Problem details
Of the lines in this material, how many contain "name"? Answer with a single number only.

Records to process
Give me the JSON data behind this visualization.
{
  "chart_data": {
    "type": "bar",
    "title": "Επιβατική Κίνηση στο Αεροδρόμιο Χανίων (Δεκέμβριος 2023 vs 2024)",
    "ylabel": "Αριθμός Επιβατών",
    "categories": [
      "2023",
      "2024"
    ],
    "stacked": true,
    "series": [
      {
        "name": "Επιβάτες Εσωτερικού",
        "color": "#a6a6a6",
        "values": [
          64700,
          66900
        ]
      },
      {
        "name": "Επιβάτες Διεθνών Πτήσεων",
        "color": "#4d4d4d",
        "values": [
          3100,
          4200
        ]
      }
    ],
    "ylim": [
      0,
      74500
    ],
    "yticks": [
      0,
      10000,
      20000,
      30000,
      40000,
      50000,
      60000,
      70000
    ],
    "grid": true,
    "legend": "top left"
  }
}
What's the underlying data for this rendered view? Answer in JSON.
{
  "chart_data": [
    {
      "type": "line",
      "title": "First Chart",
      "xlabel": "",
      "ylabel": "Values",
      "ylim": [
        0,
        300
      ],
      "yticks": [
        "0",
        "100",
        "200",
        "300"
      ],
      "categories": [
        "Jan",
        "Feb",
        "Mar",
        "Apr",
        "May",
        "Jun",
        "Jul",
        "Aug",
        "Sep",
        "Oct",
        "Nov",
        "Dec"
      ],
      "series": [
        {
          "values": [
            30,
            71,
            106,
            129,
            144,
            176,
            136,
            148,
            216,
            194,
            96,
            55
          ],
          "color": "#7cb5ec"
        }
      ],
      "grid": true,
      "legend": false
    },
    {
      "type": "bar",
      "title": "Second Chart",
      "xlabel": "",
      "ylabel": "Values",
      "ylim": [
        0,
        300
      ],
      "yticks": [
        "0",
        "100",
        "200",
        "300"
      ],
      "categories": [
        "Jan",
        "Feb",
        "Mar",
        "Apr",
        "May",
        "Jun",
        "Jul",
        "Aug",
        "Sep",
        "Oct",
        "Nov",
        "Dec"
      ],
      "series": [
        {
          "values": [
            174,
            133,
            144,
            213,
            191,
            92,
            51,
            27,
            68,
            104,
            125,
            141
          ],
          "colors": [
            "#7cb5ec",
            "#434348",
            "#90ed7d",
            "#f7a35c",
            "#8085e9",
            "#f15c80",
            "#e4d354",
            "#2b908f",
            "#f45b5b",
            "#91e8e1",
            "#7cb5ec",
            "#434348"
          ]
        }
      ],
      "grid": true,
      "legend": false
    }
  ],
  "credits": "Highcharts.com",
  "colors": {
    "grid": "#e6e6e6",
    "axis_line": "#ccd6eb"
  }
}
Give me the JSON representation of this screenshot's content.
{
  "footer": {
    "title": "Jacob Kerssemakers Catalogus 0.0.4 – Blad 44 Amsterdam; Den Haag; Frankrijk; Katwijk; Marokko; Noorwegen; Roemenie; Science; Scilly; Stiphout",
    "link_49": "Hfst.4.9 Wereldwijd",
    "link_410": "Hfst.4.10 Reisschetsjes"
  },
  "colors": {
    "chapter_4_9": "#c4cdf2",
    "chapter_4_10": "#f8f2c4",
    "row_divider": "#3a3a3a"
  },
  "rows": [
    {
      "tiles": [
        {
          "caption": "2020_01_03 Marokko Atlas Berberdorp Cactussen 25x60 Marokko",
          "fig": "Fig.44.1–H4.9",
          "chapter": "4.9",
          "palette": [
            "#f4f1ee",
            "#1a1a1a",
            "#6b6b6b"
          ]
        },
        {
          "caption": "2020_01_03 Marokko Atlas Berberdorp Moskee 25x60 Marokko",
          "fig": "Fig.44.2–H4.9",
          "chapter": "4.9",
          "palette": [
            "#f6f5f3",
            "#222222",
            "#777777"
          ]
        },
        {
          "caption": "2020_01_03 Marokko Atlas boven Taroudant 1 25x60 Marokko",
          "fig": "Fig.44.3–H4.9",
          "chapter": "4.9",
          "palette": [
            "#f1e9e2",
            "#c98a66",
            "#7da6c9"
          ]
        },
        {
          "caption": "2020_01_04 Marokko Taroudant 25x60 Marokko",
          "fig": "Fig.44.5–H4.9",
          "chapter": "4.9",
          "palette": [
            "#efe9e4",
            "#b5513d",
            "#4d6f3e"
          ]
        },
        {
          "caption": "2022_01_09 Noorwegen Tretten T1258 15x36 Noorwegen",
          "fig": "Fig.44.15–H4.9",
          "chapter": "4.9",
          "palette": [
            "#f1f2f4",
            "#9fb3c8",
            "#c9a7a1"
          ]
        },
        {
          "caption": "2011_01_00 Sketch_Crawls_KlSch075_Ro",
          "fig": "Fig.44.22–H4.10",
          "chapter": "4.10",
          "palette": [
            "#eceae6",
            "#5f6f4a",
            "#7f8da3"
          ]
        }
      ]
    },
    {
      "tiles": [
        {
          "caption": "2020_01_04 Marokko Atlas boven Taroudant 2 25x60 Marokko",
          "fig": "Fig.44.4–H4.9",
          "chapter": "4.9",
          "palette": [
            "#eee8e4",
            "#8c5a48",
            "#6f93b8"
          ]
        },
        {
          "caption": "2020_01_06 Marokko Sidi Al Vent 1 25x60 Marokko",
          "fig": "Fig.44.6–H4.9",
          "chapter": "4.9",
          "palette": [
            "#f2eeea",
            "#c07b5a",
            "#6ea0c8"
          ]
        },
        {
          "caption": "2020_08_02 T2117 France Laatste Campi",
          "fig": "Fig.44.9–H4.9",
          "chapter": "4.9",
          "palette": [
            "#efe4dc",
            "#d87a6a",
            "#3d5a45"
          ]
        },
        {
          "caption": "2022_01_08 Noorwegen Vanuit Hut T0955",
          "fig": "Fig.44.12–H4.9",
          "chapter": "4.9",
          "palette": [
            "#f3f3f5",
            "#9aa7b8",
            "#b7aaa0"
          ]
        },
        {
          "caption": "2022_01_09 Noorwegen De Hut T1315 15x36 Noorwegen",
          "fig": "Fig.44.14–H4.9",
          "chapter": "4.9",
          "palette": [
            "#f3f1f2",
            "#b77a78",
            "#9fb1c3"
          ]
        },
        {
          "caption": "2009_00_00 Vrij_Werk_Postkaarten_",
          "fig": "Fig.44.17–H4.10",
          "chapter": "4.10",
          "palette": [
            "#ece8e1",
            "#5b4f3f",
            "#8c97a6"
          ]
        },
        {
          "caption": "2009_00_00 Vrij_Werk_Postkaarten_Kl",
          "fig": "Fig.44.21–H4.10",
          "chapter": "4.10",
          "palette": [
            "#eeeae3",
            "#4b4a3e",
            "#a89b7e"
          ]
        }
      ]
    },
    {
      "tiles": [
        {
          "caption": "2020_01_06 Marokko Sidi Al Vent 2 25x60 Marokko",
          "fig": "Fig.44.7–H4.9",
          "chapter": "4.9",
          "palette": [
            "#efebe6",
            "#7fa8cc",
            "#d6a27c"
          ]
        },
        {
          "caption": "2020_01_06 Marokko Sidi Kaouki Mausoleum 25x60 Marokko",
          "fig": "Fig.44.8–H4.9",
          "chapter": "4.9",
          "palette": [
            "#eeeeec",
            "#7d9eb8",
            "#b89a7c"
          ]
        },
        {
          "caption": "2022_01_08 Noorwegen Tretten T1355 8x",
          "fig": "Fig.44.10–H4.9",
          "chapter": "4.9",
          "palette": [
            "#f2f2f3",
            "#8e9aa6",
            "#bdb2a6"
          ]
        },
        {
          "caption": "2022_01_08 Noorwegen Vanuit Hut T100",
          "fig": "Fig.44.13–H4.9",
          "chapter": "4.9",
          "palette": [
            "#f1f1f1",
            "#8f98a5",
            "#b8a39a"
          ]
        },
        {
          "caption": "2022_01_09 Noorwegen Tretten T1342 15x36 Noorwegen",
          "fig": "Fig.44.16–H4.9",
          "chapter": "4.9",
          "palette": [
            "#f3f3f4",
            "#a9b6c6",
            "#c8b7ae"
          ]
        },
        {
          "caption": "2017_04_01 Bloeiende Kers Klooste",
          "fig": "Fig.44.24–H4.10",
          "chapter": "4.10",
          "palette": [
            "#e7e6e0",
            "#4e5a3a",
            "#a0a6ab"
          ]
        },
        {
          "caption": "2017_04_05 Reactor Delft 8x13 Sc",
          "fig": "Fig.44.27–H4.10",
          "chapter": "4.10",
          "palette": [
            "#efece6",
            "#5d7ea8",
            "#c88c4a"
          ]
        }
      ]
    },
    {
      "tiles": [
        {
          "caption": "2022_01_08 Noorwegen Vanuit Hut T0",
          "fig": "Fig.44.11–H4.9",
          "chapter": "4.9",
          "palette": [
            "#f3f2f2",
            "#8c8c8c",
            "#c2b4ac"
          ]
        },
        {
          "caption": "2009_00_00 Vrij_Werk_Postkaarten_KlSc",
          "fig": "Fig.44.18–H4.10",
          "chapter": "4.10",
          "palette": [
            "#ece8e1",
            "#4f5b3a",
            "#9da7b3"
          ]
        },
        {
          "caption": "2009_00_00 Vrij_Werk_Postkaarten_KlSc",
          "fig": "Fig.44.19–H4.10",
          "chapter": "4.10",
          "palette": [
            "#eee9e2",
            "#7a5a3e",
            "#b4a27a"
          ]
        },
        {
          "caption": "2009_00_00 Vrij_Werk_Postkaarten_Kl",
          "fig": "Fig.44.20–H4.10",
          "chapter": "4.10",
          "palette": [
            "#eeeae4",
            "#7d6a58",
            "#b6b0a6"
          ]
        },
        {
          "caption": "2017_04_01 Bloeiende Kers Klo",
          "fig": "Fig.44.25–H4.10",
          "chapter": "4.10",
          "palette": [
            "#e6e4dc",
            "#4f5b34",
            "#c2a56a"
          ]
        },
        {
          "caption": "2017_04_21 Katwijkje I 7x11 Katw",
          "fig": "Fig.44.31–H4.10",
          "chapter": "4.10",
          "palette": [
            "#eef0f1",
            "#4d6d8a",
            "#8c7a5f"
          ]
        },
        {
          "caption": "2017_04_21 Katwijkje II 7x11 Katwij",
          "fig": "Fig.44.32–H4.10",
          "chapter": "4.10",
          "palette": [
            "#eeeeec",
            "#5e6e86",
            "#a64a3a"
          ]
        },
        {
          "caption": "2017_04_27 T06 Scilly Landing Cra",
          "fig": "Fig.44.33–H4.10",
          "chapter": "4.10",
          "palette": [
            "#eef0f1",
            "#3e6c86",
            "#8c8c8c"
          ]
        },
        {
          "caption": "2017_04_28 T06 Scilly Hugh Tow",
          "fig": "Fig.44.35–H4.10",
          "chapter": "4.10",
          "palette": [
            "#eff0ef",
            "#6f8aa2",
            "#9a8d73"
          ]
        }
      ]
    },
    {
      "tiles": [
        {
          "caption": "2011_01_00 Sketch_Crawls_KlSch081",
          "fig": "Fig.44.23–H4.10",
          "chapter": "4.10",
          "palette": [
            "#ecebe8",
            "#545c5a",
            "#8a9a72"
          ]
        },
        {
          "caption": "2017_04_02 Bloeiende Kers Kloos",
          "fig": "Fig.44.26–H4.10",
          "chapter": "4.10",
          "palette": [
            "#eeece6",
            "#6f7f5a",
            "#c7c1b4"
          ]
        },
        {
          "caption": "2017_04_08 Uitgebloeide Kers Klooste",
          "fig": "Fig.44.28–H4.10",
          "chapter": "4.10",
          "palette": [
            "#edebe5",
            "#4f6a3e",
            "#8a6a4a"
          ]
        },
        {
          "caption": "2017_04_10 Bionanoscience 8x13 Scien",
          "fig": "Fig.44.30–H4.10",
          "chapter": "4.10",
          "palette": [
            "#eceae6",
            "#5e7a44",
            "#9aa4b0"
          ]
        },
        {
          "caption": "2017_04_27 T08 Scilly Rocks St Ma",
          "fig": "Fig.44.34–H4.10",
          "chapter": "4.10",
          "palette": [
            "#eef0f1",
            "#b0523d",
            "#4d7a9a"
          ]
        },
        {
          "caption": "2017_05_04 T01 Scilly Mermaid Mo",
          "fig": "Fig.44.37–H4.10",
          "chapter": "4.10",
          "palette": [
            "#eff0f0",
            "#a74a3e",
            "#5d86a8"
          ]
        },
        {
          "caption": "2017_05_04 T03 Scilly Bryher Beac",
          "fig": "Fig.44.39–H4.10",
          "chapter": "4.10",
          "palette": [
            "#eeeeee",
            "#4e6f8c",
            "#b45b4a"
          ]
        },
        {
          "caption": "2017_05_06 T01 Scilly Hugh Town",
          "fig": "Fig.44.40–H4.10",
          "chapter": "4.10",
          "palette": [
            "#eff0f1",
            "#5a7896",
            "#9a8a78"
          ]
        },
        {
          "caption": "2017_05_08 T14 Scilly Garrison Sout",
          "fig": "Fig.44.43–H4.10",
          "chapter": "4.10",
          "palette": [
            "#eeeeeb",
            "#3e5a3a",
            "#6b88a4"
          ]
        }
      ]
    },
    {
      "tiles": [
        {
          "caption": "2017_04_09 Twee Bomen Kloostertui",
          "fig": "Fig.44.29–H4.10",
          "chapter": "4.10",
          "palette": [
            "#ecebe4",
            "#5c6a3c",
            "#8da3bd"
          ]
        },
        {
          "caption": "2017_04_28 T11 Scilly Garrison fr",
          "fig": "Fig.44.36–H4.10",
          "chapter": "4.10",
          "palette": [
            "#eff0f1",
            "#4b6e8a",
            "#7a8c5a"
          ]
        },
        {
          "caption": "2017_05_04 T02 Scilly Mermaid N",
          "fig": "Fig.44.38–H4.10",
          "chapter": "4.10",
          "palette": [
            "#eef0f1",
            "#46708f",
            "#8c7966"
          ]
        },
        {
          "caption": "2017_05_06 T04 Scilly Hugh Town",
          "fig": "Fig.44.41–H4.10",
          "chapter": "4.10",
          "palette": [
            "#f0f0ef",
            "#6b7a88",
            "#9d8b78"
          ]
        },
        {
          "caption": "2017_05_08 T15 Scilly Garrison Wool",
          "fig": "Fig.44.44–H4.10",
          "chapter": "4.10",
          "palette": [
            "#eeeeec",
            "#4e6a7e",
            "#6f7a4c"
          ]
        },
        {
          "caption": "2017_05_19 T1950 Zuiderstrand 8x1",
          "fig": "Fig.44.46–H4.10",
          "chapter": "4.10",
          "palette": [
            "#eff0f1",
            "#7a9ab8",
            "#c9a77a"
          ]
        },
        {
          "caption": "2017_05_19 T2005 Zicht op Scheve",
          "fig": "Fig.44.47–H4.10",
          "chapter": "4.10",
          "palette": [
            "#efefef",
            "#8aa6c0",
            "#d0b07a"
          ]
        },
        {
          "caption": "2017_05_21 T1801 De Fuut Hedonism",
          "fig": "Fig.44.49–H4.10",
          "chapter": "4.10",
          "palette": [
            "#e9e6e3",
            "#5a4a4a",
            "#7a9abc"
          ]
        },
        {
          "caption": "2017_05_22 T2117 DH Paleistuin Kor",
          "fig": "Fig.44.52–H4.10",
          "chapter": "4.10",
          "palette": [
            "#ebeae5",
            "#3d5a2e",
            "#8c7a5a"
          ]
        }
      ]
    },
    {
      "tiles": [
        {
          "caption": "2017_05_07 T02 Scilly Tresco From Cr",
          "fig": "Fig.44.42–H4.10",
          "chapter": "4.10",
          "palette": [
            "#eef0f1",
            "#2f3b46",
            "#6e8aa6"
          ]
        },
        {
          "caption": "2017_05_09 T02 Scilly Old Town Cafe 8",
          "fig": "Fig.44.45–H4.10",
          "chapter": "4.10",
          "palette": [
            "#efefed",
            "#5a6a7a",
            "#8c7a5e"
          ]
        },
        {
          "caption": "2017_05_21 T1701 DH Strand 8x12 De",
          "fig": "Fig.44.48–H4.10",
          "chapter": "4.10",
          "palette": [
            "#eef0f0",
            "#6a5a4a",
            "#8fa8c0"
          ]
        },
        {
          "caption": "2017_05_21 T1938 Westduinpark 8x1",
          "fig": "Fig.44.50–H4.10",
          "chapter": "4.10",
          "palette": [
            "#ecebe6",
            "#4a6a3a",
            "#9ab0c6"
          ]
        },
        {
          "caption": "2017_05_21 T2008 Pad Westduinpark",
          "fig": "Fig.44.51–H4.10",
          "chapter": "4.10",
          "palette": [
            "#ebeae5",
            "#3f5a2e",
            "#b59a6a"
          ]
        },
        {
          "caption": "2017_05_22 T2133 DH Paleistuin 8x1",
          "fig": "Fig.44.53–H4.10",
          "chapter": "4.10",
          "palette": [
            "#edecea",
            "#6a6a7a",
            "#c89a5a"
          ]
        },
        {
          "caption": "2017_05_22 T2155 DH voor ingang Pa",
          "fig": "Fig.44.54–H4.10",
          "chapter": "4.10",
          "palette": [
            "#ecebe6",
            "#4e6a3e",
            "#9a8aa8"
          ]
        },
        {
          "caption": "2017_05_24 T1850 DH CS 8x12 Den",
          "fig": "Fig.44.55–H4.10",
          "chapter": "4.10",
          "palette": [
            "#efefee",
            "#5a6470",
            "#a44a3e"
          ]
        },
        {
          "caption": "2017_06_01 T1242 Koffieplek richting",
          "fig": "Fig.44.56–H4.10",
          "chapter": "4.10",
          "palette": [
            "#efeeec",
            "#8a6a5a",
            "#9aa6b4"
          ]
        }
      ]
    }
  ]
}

The result
2